[AIM OF THE TASK]
Leave out the pictures and repeat the rest of the material exactly.
--- start ---
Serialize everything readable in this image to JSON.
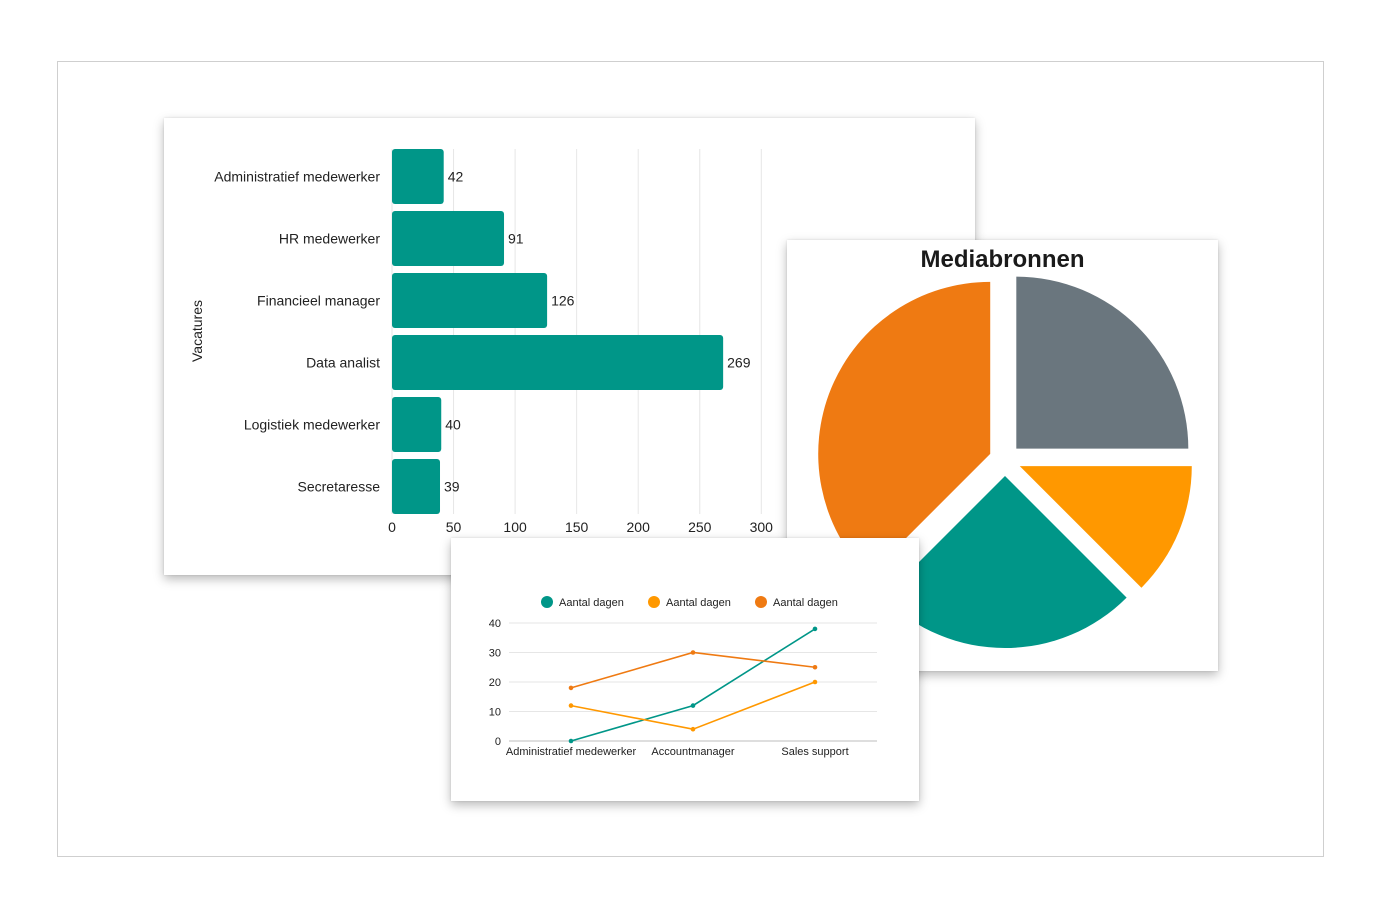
{
  "colors": {
    "teal": "#009688",
    "orange_light": "#ff9800",
    "orange_dark": "#ef7a12",
    "slate": "#6a767e",
    "grid": "#e6e6e6"
  },
  "chart_data": [
    {
      "type": "bar",
      "orientation": "horizontal",
      "ylabel": "Vacatures",
      "xlabel": "",
      "categories": [
        "Administratief medewerker",
        "HR medewerker",
        "Financieel manager",
        "Data analist",
        "Logistiek medewerker",
        "Secretaresse"
      ],
      "values": [
        42,
        91,
        126,
        269,
        40,
        39
      ],
      "xlim": [
        0,
        300
      ],
      "xticks": [
        "0",
        "50",
        "100",
        "150",
        "200",
        "250",
        "300"
      ],
      "data_labels": true,
      "grid": "vertical",
      "color": "#009688"
    },
    {
      "type": "pie",
      "title": "Mediabronnen",
      "values": [
        25,
        12.5,
        25,
        37.5
      ],
      "colors": [
        "#6a767e",
        "#ff9800",
        "#009688",
        "#ef7a12"
      ],
      "exploded": true,
      "legend": "none"
    },
    {
      "type": "line",
      "categories": [
        "Administratief medewerker",
        "Accountmanager",
        "Sales support"
      ],
      "series": [
        {
          "name": "Aantal dagen",
          "color": "#009688",
          "values": [
            0,
            12,
            38
          ]
        },
        {
          "name": "Aantal dagen",
          "color": "#ff9800",
          "values": [
            12,
            4,
            20
          ]
        },
        {
          "name": "Aantal dagen",
          "color": "#ef7a12",
          "values": [
            18,
            30,
            25
          ]
        }
      ],
      "ylim": [
        0,
        40
      ],
      "yticks": [
        "0",
        "10",
        "20",
        "30",
        "40"
      ],
      "grid": "horizontal",
      "legend": "top"
    }
  ]
}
--- end ---
[SOLVED EXERCISE]
Serialize everything readable in this image to JSON.
{
  "colors": {
    "teal": "#009688",
    "orange_light": "#ff9800",
    "orange_dark": "#ef7a12",
    "slate": "#6a767e",
    "grid": "#e6e6e6"
  },
  "chart_data": [
    {
      "type": "bar",
      "orientation": "horizontal",
      "ylabel": "Vacatures",
      "xlabel": "",
      "categories": [
        "Administratief medewerker",
        "HR medewerker",
        "Financieel manager",
        "Data analist",
        "Logistiek medewerker",
        "Secretaresse"
      ],
      "values": [
        42,
        91,
        126,
        269,
        40,
        39
      ],
      "xlim": [
        0,
        300
      ],
      "xticks": [
        "0",
        "50",
        "100",
        "150",
        "200",
        "250",
        "300"
      ],
      "data_labels": true,
      "grid": "vertical",
      "color": "#009688"
    },
    {
      "type": "pie",
      "title": "Mediabronnen",
      "values": [
        25,
        12.5,
        25,
        37.5
      ],
      "colors": [
        "#6a767e",
        "#ff9800",
        "#009688",
        "#ef7a12"
      ],
      "exploded": true,
      "legend": "none"
    },
    {
      "type": "line",
      "categories": [
        "Administratief medewerker",
        "Accountmanager",
        "Sales support"
      ],
      "series": [
        {
          "name": "Aantal dagen",
          "color": "#009688",
          "values": [
            0,
            12,
            38
          ]
        },
        {
          "name": "Aantal dagen",
          "color": "#ff9800",
          "values": [
            12,
            4,
            20
          ]
        },
        {
          "name": "Aantal dagen",
          "color": "#ef7a12",
          "values": [
            18,
            30,
            25
          ]
        }
      ],
      "ylim": [
        0,
        40
      ],
      "yticks": [
        "0",
        "10",
        "20",
        "30",
        "40"
      ],
      "grid": "horizontal",
      "legend": "top"
    }
  ]
}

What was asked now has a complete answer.